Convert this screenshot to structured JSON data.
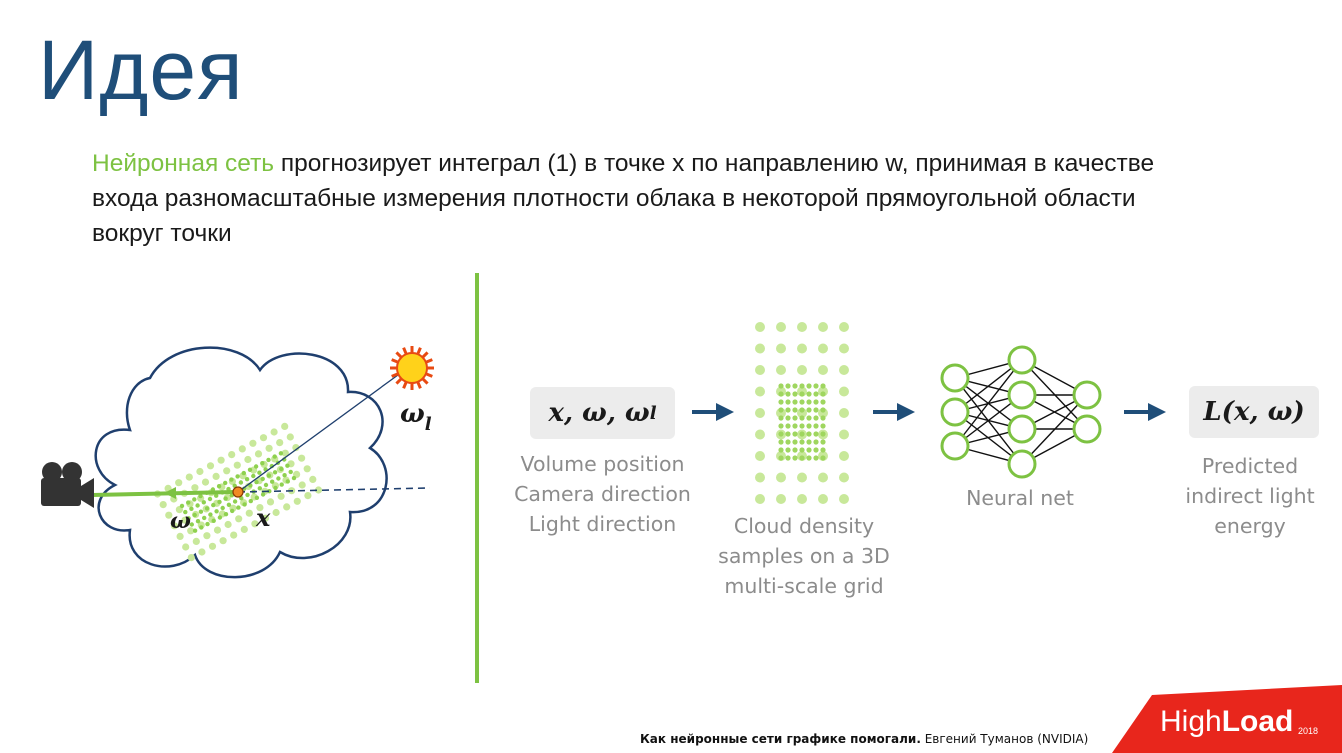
{
  "slide": {
    "title": "Идея",
    "description": {
      "highlight": "Нейронная сеть",
      "rest": " прогнозирует интеграл (1) в точке x по направлению w, принимая в качестве входа разномасштабные измерения плотности облака в некоторой прямоугольной области вокруг точки"
    }
  },
  "cloud_figure": {
    "label_omega_l": "ωl",
    "label_omega_l_base": "ω",
    "label_omega_l_sub": "l",
    "label_omega": "ω",
    "label_x": "x"
  },
  "pipeline": {
    "input_box": "x, ω, ωl",
    "input_box_main": "x, ω, ω",
    "input_box_sub": "l",
    "input_caption": [
      "Volume position",
      "Camera direction",
      "Light direction"
    ],
    "grid_caption": [
      "Cloud density",
      "samples on a 3D",
      "multi-scale grid"
    ],
    "nn_caption": [
      "Neural net"
    ],
    "output_box": "L(x, ω)",
    "output_caption": [
      "Predicted",
      "indirect light",
      "energy"
    ]
  },
  "footer": {
    "bold": "Как нейронные сети графике помогали.",
    "normal": " Евгений Туманов (NVIDIA)"
  },
  "logo": {
    "text_light": "High",
    "text_bold": "Load",
    "year": "2018"
  },
  "colors": {
    "title": "#1f4e79",
    "accent_green": "#7dc242",
    "arrow_blue": "#1f4e79",
    "caption_gray": "#8c8c8c",
    "logo_red": "#e8261c"
  }
}
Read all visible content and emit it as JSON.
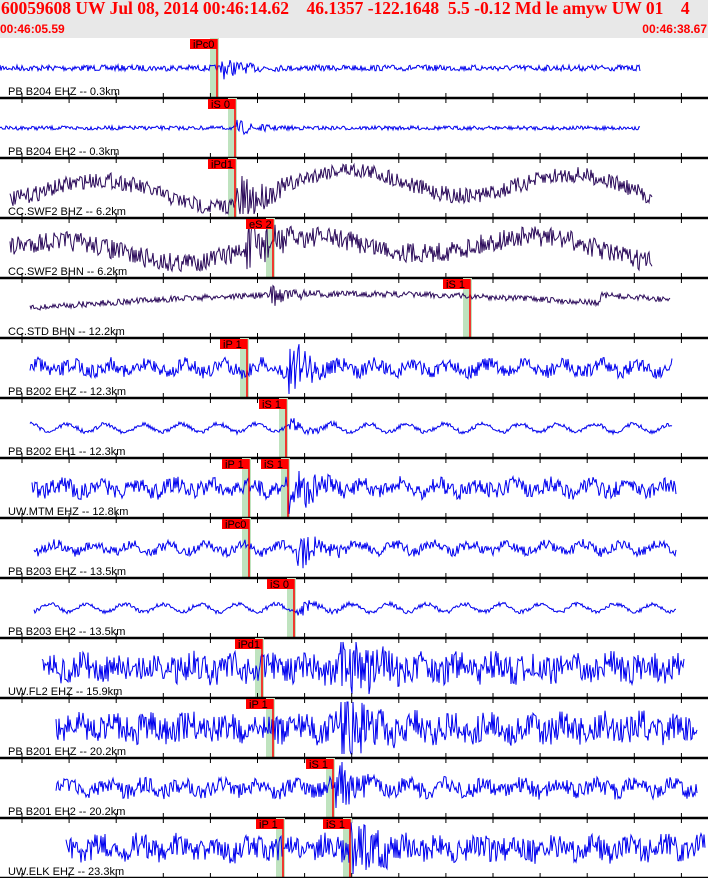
{
  "header": {
    "title": "60059608 UW Jul 08, 2014 00:46:14.62    46.1357 -122.1648  5.5 -0.12 Md le amyw UW 01    4",
    "start_time": "00:46:05.59",
    "end_time": "00:46:38.67"
  },
  "colors": {
    "trace_blue": "#0000ee",
    "trace_dark": "#2b0a5a",
    "pick": "#ff0000",
    "window": "#bfe3bf",
    "header_text": "#ff0000"
  },
  "channels": [
    {
      "label": "PB B204 EHZ -- 0.3km",
      "color": "trace_blue",
      "picks": [
        "iPc0"
      ]
    },
    {
      "label": "PB B204 EH2 -- 0.3km",
      "color": "trace_blue",
      "picks": [
        "iS 0"
      ]
    },
    {
      "label": "CC.SWF2 BHZ -- 6.2km",
      "color": "trace_dark",
      "picks": [
        "iPd1"
      ]
    },
    {
      "label": "CC.SWF2 BHN -- 6.2km",
      "color": "trace_dark",
      "picks": [
        "eS 2"
      ]
    },
    {
      "label": "CC.STD BHN -- 12.2km",
      "color": "trace_dark",
      "picks": [
        "iS 1"
      ]
    },
    {
      "label": "PB B202 EHZ -- 12.3km",
      "color": "trace_blue",
      "picks": [
        "iP 1"
      ]
    },
    {
      "label": "PB B202 EH1 -- 12.3km",
      "color": "trace_blue",
      "picks": [
        "iS 1"
      ]
    },
    {
      "label": "UW.MTM EHZ -- 12.8km",
      "color": "trace_blue",
      "picks": [
        "iP 1",
        "iS 1"
      ]
    },
    {
      "label": "PB B203 EHZ -- 13.5km",
      "color": "trace_blue",
      "picks": [
        "iPc0"
      ]
    },
    {
      "label": "PB B203 EH2 -- 13.5km",
      "color": "trace_blue",
      "picks": [
        "iS 0"
      ]
    },
    {
      "label": "UW.FL2 EHZ -- 15.9km",
      "color": "trace_blue",
      "picks": [
        "iPd1"
      ]
    },
    {
      "label": "PB B201 EHZ -- 20.2km",
      "color": "trace_blue",
      "picks": [
        "iP 1"
      ]
    },
    {
      "label": "PB B201 EH2 -- 20.2km",
      "color": "trace_blue",
      "picks": [
        "iS 1"
      ]
    },
    {
      "label": "UW.ELK EHZ -- 23.3km",
      "color": "trace_blue",
      "picks": [
        "iP 1",
        "iS 1"
      ]
    }
  ]
}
☆ ☆ ☆
- **Task to carry out**: Quote the preceding listing precisely and completely, omitting its images.

- **Task answer**:
Convert this screenshot to structured JSON data.
{
  "slide": {
    "title": "Идея",
    "description": {
      "highlight": "Нейронная сеть",
      "rest": " прогнозирует интеграл (1) в точке x по направлению w, принимая в качестве входа разномасштабные измерения плотности облака в некоторой прямоугольной области вокруг точки"
    }
  },
  "cloud_figure": {
    "label_omega_l": "ωl",
    "label_omega_l_base": "ω",
    "label_omega_l_sub": "l",
    "label_omega": "ω",
    "label_x": "x"
  },
  "pipeline": {
    "input_box": "x, ω, ωl",
    "input_box_main": "x, ω, ω",
    "input_box_sub": "l",
    "input_caption": [
      "Volume position",
      "Camera direction",
      "Light direction"
    ],
    "grid_caption": [
      "Cloud density",
      "samples on a 3D",
      "multi-scale grid"
    ],
    "nn_caption": [
      "Neural net"
    ],
    "output_box": "L(x, ω)",
    "output_caption": [
      "Predicted",
      "indirect light",
      "energy"
    ]
  },
  "footer": {
    "bold": "Как нейронные сети графике помогали.",
    "normal": " Евгений Туманов (NVIDIA)"
  },
  "logo": {
    "text_light": "High",
    "text_bold": "Load",
    "year": "2018"
  },
  "colors": {
    "title": "#1f4e79",
    "accent_green": "#7dc242",
    "arrow_blue": "#1f4e79",
    "caption_gray": "#8c8c8c",
    "logo_red": "#e8261c"
  }
}
Read all visible content and emit it as JSON.
{
  "header": {
    "title": "60059608 UW Jul 08, 2014 00:46:14.62    46.1357 -122.1648  5.5 -0.12 Md le amyw UW 01    4",
    "start_time": "00:46:05.59",
    "end_time": "00:46:38.67"
  },
  "colors": {
    "trace_blue": "#0000ee",
    "trace_dark": "#2b0a5a",
    "pick": "#ff0000",
    "window": "#bfe3bf",
    "header_text": "#ff0000"
  },
  "channels": [
    {
      "label": "PB B204 EHZ -- 0.3km",
      "color": "trace_blue",
      "picks": [
        "iPc0"
      ]
    },
    {
      "label": "PB B204 EH2 -- 0.3km",
      "color": "trace_blue",
      "picks": [
        "iS 0"
      ]
    },
    {
      "label": "CC.SWF2 BHZ -- 6.2km",
      "color": "trace_dark",
      "picks": [
        "iPd1"
      ]
    },
    {
      "label": "CC.SWF2 BHN -- 6.2km",
      "color": "trace_dark",
      "picks": [
        "eS 2"
      ]
    },
    {
      "label": "CC.STD BHN -- 12.2km",
      "color": "trace_dark",
      "picks": [
        "iS 1"
      ]
    },
    {
      "label": "PB B202 EHZ -- 12.3km",
      "color": "trace_blue",
      "picks": [
        "iP 1"
      ]
    },
    {
      "label": "PB B202 EH1 -- 12.3km",
      "color": "trace_blue",
      "picks": [
        "iS 1"
      ]
    },
    {
      "label": "UW.MTM EHZ -- 12.8km",
      "color": "trace_blue",
      "picks": [
        "iP 1",
        "iS 1"
      ]
    },
    {
      "label": "PB B203 EHZ -- 13.5km",
      "color": "trace_blue",
      "picks": [
        "iPc0"
      ]
    },
    {
      "label": "PB B203 EH2 -- 13.5km",
      "color": "trace_blue",
      "picks": [
        "iS 0"
      ]
    },
    {
      "label": "UW.FL2 EHZ -- 15.9km",
      "color": "trace_blue",
      "picks": [
        "iPd1"
      ]
    },
    {
      "label": "PB B201 EHZ -- 20.2km",
      "color": "trace_blue",
      "picks": [
        "iP 1"
      ]
    },
    {
      "label": "PB B201 EH2 -- 20.2km",
      "color": "trace_blue",
      "picks": [
        "iS 1"
      ]
    },
    {
      "label": "UW.ELK EHZ -- 23.3km",
      "color": "trace_blue",
      "picks": [
        "iP 1",
        "iS 1"
      ]
    }
  ]
}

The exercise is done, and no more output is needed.